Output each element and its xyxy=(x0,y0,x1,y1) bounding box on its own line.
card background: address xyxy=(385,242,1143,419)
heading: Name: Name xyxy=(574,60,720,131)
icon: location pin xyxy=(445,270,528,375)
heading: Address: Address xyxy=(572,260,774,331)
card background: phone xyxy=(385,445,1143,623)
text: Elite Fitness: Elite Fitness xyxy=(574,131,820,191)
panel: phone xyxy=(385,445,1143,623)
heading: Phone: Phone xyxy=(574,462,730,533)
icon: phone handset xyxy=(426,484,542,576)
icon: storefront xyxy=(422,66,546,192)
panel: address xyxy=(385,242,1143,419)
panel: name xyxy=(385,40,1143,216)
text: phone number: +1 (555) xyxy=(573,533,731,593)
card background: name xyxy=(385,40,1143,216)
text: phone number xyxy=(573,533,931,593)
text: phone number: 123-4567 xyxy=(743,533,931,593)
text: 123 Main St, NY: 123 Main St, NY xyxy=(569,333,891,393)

* * * * * * * * *

# Your goal:
Rewrite the stretch of material from its start through the line containing "text: phone number: 123-4567", changing "location pin" to "map marker" and keeping every other character as it stands.

# Complete response:
Output each element and its xyxy=(x0,y0,x1,y1) bounding box on its own line.
card background: address xyxy=(385,242,1143,419)
heading: Name: Name xyxy=(574,60,720,131)
icon: map marker xyxy=(445,270,528,375)
heading: Address: Address xyxy=(572,260,774,331)
card background: phone xyxy=(385,445,1143,623)
text: Elite Fitness: Elite Fitness xyxy=(574,131,820,191)
panel: phone xyxy=(385,445,1143,623)
heading: Phone: Phone xyxy=(574,462,730,533)
icon: phone handset xyxy=(426,484,542,576)
icon: storefront xyxy=(422,66,546,192)
panel: address xyxy=(385,242,1143,419)
panel: name xyxy=(385,40,1143,216)
text: phone number: +1 (555) xyxy=(573,533,731,593)
card background: name xyxy=(385,40,1143,216)
text: phone number xyxy=(573,533,931,593)
text: phone number: 123-4567 xyxy=(743,533,931,593)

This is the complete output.